__Your goal__
Every line from the one with "What data populates" through the end of the records below should be restated word for word, and nothing outside that span.

------------------------

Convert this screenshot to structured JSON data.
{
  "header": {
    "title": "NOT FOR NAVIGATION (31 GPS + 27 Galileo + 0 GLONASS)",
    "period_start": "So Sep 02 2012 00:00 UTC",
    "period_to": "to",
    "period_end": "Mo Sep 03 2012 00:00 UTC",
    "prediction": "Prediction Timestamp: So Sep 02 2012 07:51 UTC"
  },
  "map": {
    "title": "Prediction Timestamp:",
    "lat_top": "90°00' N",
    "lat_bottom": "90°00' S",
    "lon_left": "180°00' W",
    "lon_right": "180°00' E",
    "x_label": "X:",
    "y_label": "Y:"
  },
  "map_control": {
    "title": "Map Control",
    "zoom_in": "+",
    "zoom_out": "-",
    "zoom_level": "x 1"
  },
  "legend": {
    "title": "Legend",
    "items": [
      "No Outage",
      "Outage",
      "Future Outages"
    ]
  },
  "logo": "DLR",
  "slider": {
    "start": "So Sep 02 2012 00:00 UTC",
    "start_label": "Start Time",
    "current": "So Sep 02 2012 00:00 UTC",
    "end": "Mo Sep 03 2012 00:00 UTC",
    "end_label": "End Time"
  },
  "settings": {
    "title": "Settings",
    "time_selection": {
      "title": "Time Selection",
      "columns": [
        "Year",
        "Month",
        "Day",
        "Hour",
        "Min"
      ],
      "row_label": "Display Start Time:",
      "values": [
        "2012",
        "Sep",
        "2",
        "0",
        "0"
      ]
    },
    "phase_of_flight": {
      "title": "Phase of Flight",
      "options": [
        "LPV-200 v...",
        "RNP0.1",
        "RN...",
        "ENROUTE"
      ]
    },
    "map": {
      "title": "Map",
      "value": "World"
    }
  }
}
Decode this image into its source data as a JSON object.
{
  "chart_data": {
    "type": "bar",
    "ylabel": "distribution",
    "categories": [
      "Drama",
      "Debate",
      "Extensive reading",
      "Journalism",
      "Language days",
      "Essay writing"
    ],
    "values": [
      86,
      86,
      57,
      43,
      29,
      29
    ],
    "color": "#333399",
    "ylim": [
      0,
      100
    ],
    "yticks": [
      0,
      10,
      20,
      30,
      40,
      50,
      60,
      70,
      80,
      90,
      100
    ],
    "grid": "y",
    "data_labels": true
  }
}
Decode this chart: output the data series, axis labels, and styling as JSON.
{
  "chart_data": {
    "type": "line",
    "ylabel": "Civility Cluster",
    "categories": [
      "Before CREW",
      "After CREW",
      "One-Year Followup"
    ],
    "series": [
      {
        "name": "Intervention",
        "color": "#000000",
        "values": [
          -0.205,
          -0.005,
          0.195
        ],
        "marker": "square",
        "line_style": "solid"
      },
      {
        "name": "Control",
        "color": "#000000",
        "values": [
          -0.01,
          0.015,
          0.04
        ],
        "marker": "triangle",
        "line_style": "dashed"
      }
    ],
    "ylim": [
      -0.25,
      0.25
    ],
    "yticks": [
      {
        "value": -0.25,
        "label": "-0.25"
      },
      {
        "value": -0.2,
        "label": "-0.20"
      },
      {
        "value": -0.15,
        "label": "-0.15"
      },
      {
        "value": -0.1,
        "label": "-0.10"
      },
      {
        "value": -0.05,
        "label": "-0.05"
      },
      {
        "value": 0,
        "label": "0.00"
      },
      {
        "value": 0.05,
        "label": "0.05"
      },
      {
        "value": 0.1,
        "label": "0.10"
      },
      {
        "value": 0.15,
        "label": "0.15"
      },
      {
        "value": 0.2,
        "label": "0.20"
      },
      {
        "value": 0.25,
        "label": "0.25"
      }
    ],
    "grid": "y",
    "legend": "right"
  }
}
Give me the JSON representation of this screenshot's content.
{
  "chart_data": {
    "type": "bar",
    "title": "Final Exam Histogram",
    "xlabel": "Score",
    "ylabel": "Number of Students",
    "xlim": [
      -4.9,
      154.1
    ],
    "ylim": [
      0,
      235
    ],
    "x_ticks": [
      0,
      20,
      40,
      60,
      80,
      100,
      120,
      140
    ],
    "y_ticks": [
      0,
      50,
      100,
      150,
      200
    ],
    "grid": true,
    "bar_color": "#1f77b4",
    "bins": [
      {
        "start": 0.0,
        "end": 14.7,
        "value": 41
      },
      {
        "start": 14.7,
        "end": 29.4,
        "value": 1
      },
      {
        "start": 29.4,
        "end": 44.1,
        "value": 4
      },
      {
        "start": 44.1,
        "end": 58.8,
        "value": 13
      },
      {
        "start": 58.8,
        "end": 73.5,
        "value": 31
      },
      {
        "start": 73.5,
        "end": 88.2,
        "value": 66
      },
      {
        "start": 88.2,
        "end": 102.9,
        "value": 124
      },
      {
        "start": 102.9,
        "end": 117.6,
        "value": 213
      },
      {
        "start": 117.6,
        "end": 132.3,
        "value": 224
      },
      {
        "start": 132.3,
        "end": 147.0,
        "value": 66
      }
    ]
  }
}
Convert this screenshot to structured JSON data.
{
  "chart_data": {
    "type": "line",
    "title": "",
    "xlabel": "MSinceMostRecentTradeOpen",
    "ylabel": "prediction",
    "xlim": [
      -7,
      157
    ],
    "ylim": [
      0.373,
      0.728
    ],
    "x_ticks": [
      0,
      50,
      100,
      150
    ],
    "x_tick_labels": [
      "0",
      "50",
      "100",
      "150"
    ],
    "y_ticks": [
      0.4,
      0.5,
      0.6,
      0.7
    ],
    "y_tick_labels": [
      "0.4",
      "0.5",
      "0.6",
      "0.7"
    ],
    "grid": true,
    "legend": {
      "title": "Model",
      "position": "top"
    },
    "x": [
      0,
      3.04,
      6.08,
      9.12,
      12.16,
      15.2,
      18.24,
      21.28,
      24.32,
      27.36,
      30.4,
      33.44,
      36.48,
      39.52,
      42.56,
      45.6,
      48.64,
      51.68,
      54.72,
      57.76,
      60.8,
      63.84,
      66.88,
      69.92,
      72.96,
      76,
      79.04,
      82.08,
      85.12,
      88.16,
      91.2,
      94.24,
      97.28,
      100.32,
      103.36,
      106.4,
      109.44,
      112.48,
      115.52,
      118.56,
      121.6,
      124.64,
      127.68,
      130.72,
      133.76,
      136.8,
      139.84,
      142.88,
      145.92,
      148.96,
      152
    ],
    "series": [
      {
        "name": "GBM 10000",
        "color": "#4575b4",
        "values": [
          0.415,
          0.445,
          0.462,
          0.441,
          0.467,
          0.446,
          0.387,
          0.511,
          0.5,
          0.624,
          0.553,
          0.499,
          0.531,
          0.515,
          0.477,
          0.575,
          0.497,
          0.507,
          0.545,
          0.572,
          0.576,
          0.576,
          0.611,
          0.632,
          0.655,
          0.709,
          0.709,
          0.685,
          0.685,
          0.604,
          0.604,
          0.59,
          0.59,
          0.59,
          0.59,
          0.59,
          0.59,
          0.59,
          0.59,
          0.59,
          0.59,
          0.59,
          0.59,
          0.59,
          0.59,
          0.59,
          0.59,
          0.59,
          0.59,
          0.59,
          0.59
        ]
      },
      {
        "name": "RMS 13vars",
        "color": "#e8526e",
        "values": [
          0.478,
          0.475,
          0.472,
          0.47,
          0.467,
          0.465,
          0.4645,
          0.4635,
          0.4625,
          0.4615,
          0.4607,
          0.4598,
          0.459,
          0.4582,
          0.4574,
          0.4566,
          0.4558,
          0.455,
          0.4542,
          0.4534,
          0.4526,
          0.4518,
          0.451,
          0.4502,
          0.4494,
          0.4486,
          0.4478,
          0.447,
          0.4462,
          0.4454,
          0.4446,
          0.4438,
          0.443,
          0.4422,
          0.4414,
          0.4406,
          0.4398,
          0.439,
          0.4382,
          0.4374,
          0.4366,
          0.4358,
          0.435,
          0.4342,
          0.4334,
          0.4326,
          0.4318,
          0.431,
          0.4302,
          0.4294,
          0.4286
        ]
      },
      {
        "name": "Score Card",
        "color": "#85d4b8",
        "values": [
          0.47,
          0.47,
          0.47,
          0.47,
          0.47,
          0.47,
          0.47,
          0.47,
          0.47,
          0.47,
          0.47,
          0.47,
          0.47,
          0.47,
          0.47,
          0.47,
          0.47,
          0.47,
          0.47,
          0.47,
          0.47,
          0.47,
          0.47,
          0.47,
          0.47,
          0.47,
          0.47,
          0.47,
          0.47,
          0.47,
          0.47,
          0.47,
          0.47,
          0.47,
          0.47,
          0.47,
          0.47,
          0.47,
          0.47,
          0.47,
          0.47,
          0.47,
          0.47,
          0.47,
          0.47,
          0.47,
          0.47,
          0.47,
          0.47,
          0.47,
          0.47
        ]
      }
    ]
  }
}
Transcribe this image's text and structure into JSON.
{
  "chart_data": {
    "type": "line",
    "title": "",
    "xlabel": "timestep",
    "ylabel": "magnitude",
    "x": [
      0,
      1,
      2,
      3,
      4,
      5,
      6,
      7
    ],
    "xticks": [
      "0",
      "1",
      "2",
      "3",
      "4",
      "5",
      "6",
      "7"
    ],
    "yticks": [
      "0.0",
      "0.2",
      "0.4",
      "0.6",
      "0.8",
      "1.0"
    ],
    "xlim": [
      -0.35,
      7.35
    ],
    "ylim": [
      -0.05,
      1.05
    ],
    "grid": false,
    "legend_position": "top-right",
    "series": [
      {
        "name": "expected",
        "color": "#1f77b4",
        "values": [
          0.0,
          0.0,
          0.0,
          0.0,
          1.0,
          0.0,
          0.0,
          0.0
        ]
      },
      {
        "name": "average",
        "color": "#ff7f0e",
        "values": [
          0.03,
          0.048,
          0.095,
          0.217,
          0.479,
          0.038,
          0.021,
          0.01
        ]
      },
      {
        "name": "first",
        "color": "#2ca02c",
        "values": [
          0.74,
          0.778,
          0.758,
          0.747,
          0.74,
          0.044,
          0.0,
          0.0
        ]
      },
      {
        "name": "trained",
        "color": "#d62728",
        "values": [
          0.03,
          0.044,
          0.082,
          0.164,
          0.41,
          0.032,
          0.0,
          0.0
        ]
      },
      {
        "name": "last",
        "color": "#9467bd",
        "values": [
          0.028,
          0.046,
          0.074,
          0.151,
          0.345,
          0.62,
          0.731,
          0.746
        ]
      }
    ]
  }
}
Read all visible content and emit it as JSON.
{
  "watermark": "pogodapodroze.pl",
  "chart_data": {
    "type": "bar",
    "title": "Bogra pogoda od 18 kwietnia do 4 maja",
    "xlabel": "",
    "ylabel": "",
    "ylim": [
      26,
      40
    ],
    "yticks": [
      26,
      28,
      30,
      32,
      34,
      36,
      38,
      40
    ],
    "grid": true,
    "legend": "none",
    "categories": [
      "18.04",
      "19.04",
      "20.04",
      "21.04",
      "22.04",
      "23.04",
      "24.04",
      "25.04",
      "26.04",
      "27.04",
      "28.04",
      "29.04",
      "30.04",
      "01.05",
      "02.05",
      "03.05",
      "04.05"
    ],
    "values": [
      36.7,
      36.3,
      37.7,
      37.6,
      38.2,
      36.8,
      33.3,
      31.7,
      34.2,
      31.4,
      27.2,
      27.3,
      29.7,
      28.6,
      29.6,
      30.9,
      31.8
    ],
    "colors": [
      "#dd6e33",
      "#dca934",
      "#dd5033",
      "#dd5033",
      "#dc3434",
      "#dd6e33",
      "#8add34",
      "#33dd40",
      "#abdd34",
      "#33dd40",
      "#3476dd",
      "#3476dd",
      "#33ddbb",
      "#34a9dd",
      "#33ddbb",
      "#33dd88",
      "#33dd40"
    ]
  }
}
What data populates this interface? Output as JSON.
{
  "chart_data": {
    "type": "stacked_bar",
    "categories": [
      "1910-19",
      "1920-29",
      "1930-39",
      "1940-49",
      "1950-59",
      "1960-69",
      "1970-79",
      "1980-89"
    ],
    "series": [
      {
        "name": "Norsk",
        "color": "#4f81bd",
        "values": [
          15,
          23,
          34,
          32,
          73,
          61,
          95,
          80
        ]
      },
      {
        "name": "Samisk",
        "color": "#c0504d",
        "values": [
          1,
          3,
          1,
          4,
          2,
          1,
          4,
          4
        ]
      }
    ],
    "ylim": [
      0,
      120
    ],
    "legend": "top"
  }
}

------------------------

__Task response__
What data populates this interface? Output as JSON.
{
  "chart_data": {
    "type": "stacked_bar",
    "categories": [
      "1910-19",
      "1920-29",
      "1930-39",
      "1940-49",
      "1950-59",
      "1960-69",
      "1970-79",
      "1980-89"
    ],
    "series": [
      {
        "name": "Norsk",
        "color": "#4f81bd",
        "values": [
          15,
          23,
          34,
          32,
          73,
          61,
          95,
          80
        ]
      },
      {
        "name": "Samisk",
        "color": "#c0504d",
        "values": [
          1,
          3,
          1,
          4,
          2,
          1,
          4,
          4
        ]
      }
    ],
    "ylim": [
      0,
      120
    ],
    "legend": "top"
  }
}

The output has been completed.